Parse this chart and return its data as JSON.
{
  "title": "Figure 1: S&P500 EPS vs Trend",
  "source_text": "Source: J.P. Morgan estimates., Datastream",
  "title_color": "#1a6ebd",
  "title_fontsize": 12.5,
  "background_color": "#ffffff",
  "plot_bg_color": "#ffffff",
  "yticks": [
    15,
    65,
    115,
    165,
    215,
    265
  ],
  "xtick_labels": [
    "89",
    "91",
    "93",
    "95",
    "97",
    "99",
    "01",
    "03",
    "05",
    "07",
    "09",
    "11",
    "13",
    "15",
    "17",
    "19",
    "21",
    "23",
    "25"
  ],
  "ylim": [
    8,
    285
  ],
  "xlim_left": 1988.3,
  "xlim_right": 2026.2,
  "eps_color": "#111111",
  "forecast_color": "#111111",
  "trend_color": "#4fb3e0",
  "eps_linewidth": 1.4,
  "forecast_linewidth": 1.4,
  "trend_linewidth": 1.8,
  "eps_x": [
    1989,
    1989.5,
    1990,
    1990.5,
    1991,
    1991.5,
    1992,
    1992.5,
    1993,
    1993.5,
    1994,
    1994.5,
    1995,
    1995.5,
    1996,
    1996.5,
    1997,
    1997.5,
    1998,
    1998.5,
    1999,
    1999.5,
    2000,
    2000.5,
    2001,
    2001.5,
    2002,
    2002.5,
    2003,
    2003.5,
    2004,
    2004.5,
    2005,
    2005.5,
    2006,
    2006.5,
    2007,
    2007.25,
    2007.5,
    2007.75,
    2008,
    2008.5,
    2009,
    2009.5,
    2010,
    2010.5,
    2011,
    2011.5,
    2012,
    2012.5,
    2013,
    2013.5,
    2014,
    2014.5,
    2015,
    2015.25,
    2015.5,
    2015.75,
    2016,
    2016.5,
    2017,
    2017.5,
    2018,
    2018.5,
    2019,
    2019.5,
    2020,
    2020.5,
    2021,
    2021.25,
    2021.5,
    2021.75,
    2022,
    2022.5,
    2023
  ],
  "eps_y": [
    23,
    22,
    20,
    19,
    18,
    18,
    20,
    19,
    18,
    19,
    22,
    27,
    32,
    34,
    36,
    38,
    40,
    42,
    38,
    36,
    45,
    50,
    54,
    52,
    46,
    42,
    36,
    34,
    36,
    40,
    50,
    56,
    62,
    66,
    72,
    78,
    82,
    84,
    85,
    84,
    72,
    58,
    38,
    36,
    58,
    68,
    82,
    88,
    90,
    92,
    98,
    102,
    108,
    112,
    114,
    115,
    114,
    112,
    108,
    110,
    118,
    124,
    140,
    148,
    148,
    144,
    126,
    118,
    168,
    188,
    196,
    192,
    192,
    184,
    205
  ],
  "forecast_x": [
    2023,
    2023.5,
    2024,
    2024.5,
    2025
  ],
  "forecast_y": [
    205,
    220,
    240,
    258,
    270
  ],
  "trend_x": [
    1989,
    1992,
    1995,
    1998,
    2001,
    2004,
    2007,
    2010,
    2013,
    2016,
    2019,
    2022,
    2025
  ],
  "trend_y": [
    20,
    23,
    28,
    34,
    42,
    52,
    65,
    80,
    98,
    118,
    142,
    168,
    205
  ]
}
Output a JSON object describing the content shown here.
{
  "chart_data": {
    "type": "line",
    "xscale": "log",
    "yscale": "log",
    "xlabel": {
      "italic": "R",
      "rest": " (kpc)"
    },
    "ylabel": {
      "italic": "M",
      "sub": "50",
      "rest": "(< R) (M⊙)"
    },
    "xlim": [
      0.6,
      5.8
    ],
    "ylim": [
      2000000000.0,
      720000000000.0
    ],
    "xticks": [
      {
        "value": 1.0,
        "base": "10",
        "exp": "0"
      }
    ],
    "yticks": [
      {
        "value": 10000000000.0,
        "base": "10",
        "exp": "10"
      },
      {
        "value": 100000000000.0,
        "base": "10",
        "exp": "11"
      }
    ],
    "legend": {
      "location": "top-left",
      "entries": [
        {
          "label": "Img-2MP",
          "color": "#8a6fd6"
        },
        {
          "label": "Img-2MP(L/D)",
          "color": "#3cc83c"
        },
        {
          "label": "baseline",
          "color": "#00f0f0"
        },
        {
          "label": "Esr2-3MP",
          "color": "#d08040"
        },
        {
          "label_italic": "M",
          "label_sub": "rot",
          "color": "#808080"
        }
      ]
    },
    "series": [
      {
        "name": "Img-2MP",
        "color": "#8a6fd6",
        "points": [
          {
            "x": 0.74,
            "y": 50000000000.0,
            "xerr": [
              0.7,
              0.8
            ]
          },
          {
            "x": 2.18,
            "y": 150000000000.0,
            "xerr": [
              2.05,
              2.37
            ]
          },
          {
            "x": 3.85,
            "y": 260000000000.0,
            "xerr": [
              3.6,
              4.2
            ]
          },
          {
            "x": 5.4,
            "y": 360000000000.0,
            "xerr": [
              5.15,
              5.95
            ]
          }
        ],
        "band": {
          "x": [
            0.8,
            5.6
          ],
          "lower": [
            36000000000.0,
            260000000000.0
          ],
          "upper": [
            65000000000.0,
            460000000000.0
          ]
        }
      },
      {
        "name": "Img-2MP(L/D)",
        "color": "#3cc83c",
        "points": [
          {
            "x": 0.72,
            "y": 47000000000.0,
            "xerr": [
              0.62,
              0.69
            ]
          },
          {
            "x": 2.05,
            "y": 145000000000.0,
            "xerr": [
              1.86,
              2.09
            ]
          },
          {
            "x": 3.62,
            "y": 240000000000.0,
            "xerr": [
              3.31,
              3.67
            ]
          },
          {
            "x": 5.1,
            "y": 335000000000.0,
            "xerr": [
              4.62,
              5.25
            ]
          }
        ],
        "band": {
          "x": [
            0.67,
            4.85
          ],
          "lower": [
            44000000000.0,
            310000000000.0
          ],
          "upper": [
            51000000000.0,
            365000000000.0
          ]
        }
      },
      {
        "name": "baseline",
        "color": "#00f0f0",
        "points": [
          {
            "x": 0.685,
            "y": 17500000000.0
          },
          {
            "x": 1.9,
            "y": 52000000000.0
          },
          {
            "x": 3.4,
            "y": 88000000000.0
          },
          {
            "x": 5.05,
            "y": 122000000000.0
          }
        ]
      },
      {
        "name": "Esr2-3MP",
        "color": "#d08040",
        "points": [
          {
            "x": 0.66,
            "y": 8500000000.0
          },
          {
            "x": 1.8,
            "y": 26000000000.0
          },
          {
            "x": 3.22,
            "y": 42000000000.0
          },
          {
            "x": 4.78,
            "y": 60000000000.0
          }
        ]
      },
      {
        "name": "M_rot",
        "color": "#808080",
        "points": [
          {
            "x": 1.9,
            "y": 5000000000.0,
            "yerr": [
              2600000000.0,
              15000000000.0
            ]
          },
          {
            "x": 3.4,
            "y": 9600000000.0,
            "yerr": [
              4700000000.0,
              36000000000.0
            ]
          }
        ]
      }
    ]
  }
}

::::

● **Do this**:
Read through the entries and copy every line that includes "name".

● **Task solution**:
        "name": "Img-2MP",
        "name": "Img-2MP(L/D)",
        "name": "baseline",
        "name": "Esr2-3MP",
        "name": "M_rot",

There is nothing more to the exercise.